# Records for this task start
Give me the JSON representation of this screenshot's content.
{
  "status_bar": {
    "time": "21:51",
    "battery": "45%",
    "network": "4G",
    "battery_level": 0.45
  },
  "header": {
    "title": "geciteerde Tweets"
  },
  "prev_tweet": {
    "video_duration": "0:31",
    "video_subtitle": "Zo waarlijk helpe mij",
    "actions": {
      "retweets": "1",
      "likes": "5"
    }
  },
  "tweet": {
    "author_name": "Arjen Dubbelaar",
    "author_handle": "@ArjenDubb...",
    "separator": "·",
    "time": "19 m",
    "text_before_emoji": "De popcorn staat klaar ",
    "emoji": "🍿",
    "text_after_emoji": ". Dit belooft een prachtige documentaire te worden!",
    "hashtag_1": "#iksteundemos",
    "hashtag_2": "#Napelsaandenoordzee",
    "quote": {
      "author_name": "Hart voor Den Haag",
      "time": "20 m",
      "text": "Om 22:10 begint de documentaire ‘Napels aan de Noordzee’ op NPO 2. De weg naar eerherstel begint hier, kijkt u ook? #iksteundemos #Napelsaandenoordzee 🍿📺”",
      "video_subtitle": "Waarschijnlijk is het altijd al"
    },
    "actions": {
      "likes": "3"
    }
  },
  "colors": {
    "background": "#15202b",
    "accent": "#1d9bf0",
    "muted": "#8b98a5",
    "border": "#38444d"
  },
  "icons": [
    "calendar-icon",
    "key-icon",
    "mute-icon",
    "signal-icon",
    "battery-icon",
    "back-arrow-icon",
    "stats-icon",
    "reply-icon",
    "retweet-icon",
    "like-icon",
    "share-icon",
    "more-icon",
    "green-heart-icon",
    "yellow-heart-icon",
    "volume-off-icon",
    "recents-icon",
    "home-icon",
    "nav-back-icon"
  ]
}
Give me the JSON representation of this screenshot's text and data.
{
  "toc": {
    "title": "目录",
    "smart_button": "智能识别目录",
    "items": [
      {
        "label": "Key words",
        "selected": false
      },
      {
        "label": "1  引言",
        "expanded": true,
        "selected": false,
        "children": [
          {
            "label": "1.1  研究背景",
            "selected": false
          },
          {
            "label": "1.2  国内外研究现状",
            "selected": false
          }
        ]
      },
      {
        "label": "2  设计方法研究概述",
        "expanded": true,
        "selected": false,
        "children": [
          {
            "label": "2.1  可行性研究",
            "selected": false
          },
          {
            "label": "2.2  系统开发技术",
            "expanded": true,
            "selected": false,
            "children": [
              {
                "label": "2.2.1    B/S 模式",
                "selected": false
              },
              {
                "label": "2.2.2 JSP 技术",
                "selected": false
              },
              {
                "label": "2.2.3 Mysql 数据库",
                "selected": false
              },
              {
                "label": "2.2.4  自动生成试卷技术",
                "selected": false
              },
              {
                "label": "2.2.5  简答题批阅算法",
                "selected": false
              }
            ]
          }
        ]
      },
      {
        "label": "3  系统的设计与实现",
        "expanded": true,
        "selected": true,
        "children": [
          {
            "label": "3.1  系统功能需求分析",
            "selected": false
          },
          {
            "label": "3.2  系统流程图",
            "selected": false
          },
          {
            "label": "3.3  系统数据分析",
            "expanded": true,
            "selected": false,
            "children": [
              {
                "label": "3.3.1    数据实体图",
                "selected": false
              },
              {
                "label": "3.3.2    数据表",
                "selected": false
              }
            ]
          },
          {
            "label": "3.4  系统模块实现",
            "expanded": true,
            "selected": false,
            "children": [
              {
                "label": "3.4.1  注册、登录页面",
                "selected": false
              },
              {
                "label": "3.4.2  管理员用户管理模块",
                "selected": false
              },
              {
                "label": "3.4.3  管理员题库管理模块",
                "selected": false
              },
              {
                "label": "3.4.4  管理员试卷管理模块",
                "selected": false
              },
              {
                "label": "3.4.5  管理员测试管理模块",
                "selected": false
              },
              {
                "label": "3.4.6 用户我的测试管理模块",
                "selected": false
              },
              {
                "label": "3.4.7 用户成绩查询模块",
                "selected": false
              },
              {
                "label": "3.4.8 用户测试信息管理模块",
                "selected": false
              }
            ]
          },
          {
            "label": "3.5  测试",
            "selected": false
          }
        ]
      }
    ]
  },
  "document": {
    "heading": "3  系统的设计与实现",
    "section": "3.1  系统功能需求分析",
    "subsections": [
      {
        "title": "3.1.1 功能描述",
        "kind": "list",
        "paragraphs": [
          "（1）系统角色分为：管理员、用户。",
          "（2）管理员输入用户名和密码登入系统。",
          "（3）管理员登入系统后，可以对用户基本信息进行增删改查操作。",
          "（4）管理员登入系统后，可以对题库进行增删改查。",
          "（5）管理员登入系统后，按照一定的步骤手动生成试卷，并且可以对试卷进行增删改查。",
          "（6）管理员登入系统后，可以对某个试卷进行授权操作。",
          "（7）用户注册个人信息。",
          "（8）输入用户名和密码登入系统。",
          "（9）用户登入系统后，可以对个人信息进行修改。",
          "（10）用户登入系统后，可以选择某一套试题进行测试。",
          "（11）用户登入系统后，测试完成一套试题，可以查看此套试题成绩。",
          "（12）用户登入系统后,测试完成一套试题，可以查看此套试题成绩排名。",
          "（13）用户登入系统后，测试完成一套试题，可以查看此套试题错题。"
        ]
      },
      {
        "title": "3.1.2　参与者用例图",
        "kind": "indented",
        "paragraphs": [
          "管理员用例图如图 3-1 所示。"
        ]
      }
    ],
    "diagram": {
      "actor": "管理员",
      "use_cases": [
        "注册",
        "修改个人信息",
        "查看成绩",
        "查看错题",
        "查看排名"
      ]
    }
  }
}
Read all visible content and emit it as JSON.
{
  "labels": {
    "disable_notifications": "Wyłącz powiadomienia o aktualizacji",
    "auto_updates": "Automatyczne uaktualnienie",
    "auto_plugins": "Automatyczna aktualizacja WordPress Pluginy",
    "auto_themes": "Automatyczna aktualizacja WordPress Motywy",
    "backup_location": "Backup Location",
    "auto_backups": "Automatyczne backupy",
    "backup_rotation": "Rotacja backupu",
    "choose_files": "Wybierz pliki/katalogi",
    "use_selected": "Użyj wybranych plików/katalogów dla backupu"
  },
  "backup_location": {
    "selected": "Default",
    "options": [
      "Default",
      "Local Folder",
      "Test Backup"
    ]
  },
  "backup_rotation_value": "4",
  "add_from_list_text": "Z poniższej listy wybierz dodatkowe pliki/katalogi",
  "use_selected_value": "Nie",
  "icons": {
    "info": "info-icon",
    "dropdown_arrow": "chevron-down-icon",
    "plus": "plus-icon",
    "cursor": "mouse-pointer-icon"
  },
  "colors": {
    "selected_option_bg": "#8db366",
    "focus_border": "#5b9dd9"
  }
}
# Records for this task end
Restate the data above exactly, keeping each word as it stands.

** Result of the task **
Give me the JSON representation of this screenshot's content.
{
  "status_bar": {
    "time": "21:51",
    "battery": "45%",
    "network": "4G",
    "battery_level": 0.45
  },
  "header": {
    "title": "geciteerde Tweets"
  },
  "prev_tweet": {
    "video_duration": "0:31",
    "video_subtitle": "Zo waarlijk helpe mij",
    "actions": {
      "retweets": "1",
      "likes": "5"
    }
  },
  "tweet": {
    "author_name": "Arjen Dubbelaar",
    "author_handle": "@ArjenDubb...",
    "separator": "·",
    "time": "19 m",
    "text_before_emoji": "De popcorn staat klaar ",
    "emoji": "🍿",
    "text_after_emoji": ". Dit belooft een prachtige documentaire te worden!",
    "hashtag_1": "#iksteundemos",
    "hashtag_2": "#Napelsaandenoordzee",
    "quote": {
      "author_name": "Hart voor Den Haag",
      "time": "20 m",
      "text": "Om 22:10 begint de documentaire ‘Napels aan de Noordzee’ op NPO 2. De weg naar eerherstel begint hier, kijkt u ook? #iksteundemos #Napelsaandenoordzee 🍿📺”",
      "video_subtitle": "Waarschijnlijk is het altijd al"
    },
    "actions": {
      "likes": "3"
    }
  },
  "colors": {
    "background": "#15202b",
    "accent": "#1d9bf0",
    "muted": "#8b98a5",
    "border": "#38444d"
  },
  "icons": [
    "calendar-icon",
    "key-icon",
    "mute-icon",
    "signal-icon",
    "battery-icon",
    "back-arrow-icon",
    "stats-icon",
    "reply-icon",
    "retweet-icon",
    "like-icon",
    "share-icon",
    "more-icon",
    "green-heart-icon",
    "yellow-heart-icon",
    "volume-off-icon",
    "recents-icon",
    "home-icon",
    "nav-back-icon"
  ]
}
Give me the JSON representation of this screenshot's text and data.
{
  "toc": {
    "title": "目录",
    "smart_button": "智能识别目录",
    "items": [
      {
        "label": "Key words",
        "selected": false
      },
      {
        "label": "1  引言",
        "expanded": true,
        "selected": false,
        "children": [
          {
            "label": "1.1  研究背景",
            "selected": false
          },
          {
            "label": "1.2  国内外研究现状",
            "selected": false
          }
        ]
      },
      {
        "label": "2  设计方法研究概述",
        "expanded": true,
        "selected": false,
        "children": [
          {
            "label": "2.1  可行性研究",
            "selected": false
          },
          {
            "label": "2.2  系统开发技术",
            "expanded": true,
            "selected": false,
            "children": [
              {
                "label": "2.2.1    B/S 模式",
                "selected": false
              },
              {
                "label": "2.2.2 JSP 技术",
                "selected": false
              },
              {
                "label": "2.2.3 Mysql 数据库",
                "selected": false
              },
              {
                "label": "2.2.4  自动生成试卷技术",
                "selected": false
              },
              {
                "label": "2.2.5  简答题批阅算法",
                "selected": false
              }
            ]
          }
        ]
      },
      {
        "label": "3  系统的设计与实现",
        "expanded": true,
        "selected": true,
        "children": [
          {
            "label": "3.1  系统功能需求分析",
            "selected": false
          },
          {
            "label": "3.2  系统流程图",
            "selected": false
          },
          {
            "label": "3.3  系统数据分析",
            "expanded": true,
            "selected": false,
            "children": [
              {
                "label": "3.3.1    数据实体图",
                "selected": false
              },
              {
                "label": "3.3.2    数据表",
                "selected": false
              }
            ]
          },
          {
            "label": "3.4  系统模块实现",
            "expanded": true,
            "selected": false,
            "children": [
              {
                "label": "3.4.1  注册、登录页面",
                "selected": false
              },
              {
                "label": "3.4.2  管理员用户管理模块",
                "selected": false
              },
              {
                "label": "3.4.3  管理员题库管理模块",
                "selected": false
              },
              {
                "label": "3.4.4  管理员试卷管理模块",
                "selected": false
              },
              {
                "label": "3.4.5  管理员测试管理模块",
                "selected": false
              },
              {
                "label": "3.4.6 用户我的测试管理模块",
                "selected": false
              },
              {
                "label": "3.4.7 用户成绩查询模块",
                "selected": false
              },
              {
                "label": "3.4.8 用户测试信息管理模块",
                "selected": false
              }
            ]
          },
          {
            "label": "3.5  测试",
            "selected": false
          }
        ]
      }
    ]
  },
  "document": {
    "heading": "3  系统的设计与实现",
    "section": "3.1  系统功能需求分析",
    "subsections": [
      {
        "title": "3.1.1 功能描述",
        "kind": "list",
        "paragraphs": [
          "（1）系统角色分为：管理员、用户。",
          "（2）管理员输入用户名和密码登入系统。",
          "（3）管理员登入系统后，可以对用户基本信息进行增删改查操作。",
          "（4）管理员登入系统后，可以对题库进行增删改查。",
          "（5）管理员登入系统后，按照一定的步骤手动生成试卷，并且可以对试卷进行增删改查。",
          "（6）管理员登入系统后，可以对某个试卷进行授权操作。",
          "（7）用户注册个人信息。",
          "（8）输入用户名和密码登入系统。",
          "（9）用户登入系统后，可以对个人信息进行修改。",
          "（10）用户登入系统后，可以选择某一套试题进行测试。",
          "（11）用户登入系统后，测试完成一套试题，可以查看此套试题成绩。",
          "（12）用户登入系统后,测试完成一套试题，可以查看此套试题成绩排名。",
          "（13）用户登入系统后，测试完成一套试题，可以查看此套试题错题。"
        ]
      },
      {
        "title": "3.1.2　参与者用例图",
        "kind": "indented",
        "paragraphs": [
          "管理员用例图如图 3-1 所示。"
        ]
      }
    ],
    "diagram": {
      "actor": "管理员",
      "use_cases": [
        "注册",
        "修改个人信息",
        "查看成绩",
        "查看错题",
        "查看排名"
      ]
    }
  }
}
Read all visible content and emit it as JSON.
{
  "labels": {
    "disable_notifications": "Wyłącz powiadomienia o aktualizacji",
    "auto_updates": "Automatyczne uaktualnienie",
    "auto_plugins": "Automatyczna aktualizacja WordPress Pluginy",
    "auto_themes": "Automatyczna aktualizacja WordPress Motywy",
    "backup_location": "Backup Location",
    "auto_backups": "Automatyczne backupy",
    "backup_rotation": "Rotacja backupu",
    "choose_files": "Wybierz pliki/katalogi",
    "use_selected": "Użyj wybranych plików/katalogów dla backupu"
  },
  "backup_location": {
    "selected": "Default",
    "options": [
      "Default",
      "Local Folder",
      "Test Backup"
    ]
  },
  "backup_rotation_value": "4",
  "add_from_list_text": "Z poniższej listy wybierz dodatkowe pliki/katalogi",
  "use_selected_value": "Nie",
  "icons": {
    "info": "info-icon",
    "dropdown_arrow": "chevron-down-icon",
    "plus": "plus-icon",
    "cursor": "mouse-pointer-icon"
  },
  "colors": {
    "selected_option_bg": "#8db366",
    "focus_border": "#5b9dd9"
  }
}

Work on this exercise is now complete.